What you have to do
Lines from the one containing "Give me a plain-text" through the end of the data are to be returned exactly, and no others.

Given data

###

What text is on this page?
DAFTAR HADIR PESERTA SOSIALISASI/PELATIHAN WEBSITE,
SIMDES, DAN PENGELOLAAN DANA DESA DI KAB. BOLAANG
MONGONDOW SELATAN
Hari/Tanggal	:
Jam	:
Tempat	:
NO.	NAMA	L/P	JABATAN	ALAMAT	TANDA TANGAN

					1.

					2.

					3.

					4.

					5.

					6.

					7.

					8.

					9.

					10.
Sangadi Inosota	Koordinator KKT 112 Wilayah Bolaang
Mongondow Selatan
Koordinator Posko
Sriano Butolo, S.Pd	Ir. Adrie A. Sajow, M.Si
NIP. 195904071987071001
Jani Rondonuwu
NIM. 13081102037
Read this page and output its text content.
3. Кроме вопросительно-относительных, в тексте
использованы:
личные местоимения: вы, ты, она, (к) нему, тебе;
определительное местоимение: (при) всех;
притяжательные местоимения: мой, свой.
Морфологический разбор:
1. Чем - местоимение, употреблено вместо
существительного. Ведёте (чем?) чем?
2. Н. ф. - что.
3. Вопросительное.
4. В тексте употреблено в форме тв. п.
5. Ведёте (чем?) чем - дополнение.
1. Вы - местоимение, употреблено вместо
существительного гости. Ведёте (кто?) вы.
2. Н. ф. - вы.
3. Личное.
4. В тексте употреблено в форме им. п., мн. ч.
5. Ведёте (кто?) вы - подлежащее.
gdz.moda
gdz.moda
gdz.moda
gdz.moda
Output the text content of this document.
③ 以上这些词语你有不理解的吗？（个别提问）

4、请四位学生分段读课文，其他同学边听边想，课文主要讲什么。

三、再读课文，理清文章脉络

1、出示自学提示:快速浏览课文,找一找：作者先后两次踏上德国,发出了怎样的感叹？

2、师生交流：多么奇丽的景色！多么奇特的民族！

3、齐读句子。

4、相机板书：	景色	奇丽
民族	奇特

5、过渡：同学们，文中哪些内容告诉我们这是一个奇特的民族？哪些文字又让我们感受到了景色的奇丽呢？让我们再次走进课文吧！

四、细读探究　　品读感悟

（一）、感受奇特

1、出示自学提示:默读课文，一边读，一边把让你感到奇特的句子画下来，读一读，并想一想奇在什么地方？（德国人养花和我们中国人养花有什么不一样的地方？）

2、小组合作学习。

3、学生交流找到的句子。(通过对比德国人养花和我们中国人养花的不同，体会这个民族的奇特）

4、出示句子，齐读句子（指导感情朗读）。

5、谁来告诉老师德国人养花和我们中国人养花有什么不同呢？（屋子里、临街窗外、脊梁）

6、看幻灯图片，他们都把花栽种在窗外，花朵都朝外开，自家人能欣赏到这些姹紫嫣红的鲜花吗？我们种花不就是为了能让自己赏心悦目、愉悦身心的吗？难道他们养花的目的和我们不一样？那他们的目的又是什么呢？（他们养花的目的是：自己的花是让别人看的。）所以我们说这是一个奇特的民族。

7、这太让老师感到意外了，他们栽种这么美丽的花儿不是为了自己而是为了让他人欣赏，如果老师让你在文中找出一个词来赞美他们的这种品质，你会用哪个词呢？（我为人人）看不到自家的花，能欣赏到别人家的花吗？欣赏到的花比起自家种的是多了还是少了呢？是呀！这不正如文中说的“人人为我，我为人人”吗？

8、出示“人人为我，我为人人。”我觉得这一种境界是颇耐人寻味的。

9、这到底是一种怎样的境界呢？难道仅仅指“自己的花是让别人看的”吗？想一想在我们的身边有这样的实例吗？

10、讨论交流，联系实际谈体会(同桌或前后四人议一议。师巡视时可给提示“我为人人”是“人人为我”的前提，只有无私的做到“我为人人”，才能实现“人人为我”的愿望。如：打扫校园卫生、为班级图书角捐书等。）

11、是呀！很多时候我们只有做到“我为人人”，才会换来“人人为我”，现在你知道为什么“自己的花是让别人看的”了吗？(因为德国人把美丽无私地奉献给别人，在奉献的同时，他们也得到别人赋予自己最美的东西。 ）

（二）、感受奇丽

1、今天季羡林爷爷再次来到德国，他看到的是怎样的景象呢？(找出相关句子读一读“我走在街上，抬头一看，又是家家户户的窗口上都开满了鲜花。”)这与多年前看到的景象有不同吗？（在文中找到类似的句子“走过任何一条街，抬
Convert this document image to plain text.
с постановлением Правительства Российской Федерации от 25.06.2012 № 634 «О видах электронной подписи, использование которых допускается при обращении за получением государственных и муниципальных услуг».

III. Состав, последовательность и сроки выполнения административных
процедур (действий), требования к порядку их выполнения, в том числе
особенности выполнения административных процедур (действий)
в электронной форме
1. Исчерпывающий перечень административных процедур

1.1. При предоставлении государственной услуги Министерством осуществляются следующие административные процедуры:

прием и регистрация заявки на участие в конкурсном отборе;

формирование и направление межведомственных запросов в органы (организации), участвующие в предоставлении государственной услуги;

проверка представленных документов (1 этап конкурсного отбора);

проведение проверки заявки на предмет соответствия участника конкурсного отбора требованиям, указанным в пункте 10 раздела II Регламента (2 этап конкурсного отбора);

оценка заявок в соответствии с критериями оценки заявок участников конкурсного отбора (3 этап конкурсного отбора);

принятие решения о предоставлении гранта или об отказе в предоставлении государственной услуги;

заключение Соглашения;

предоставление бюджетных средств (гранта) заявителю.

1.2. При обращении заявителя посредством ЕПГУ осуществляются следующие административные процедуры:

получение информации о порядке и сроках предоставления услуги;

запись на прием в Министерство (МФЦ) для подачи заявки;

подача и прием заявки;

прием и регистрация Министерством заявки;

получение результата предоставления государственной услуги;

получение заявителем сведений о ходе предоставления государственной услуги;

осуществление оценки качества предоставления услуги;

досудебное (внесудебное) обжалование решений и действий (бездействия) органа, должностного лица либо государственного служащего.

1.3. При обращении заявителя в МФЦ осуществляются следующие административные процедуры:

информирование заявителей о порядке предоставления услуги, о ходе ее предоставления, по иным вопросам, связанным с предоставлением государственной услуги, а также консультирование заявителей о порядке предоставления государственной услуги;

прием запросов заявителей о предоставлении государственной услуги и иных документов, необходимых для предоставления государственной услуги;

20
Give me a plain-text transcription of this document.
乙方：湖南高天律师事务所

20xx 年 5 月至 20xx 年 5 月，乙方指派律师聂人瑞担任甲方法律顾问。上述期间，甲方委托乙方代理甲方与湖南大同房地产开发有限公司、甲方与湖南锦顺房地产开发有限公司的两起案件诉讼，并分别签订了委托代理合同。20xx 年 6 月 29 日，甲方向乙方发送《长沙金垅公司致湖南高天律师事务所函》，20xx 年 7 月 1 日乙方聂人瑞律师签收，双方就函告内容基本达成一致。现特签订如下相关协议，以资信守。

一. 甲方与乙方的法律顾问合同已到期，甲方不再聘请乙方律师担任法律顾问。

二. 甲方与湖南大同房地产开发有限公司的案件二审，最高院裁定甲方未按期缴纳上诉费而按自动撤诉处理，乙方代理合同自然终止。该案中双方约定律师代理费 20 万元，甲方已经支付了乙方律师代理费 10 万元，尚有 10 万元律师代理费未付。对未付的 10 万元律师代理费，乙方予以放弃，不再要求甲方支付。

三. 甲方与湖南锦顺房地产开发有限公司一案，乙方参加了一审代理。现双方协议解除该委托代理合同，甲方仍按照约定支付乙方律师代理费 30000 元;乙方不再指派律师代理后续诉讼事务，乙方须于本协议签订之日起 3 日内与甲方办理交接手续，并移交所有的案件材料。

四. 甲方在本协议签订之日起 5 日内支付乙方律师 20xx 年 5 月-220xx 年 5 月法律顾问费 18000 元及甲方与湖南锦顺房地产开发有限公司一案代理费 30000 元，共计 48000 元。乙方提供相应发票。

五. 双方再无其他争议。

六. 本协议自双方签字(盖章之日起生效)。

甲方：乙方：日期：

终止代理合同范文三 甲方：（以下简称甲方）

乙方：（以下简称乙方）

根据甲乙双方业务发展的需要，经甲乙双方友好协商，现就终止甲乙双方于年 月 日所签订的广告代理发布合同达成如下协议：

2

###

Written solution
Give me a plain-text transcription of this document.
乙方：湖南高天律师事务所

20xx 年 5 月至 20xx 年 5 月，乙方指派律师聂人瑞担任甲方法律顾问。上述期间，甲方委托乙方代理甲方与湖南大同房地产开发有限公司、甲方与湖南锦顺房地产开发有限公司的两起案件诉讼，并分别签订了委托代理合同。20xx 年 6 月 29 日，甲方向乙方发送《长沙金垅公司致湖南高天律师事务所函》，20xx 年 7 月 1 日乙方聂人瑞律师签收，双方就函告内容基本达成一致。现特签订如下相关协议，以资信守。

一. 甲方与乙方的法律顾问合同已到期，甲方不再聘请乙方律师担任法律顾问。

二. 甲方与湖南大同房地产开发有限公司的案件二审，最高院裁定甲方未按期缴纳上诉费而按自动撤诉处理，乙方代理合同自然终止。该案中双方约定律师代理费 20 万元，甲方已经支付了乙方律师代理费 10 万元，尚有 10 万元律师代理费未付。对未付的 10 万元律师代理费，乙方予以放弃，不再要求甲方支付。

三. 甲方与湖南锦顺房地产开发有限公司一案，乙方参加了一审代理。现双方协议解除该委托代理合同，甲方仍按照约定支付乙方律师代理费 30000 元;乙方不再指派律师代理后续诉讼事务，乙方须于本协议签订之日起 3 日内与甲方办理交接手续，并移交所有的案件材料。

四. 甲方在本协议签订之日起 5 日内支付乙方律师 20xx 年 5 月-220xx 年 5 月法律顾问费 18000 元及甲方与湖南锦顺房地产开发有限公司一案代理费 30000 元，共计 48000 元。乙方提供相应发票。

五. 双方再无其他争议。

六. 本协议自双方签字(盖章之日起生效)。

甲方：乙方：日期：

终止代理合同范文三 甲方：（以下简称甲方）

乙方：（以下简称乙方）

根据甲乙双方业务发展的需要，经甲乙双方友好协商，现就终止甲乙双方于年 月 日所签订的广告代理发布合同达成如下协议：

2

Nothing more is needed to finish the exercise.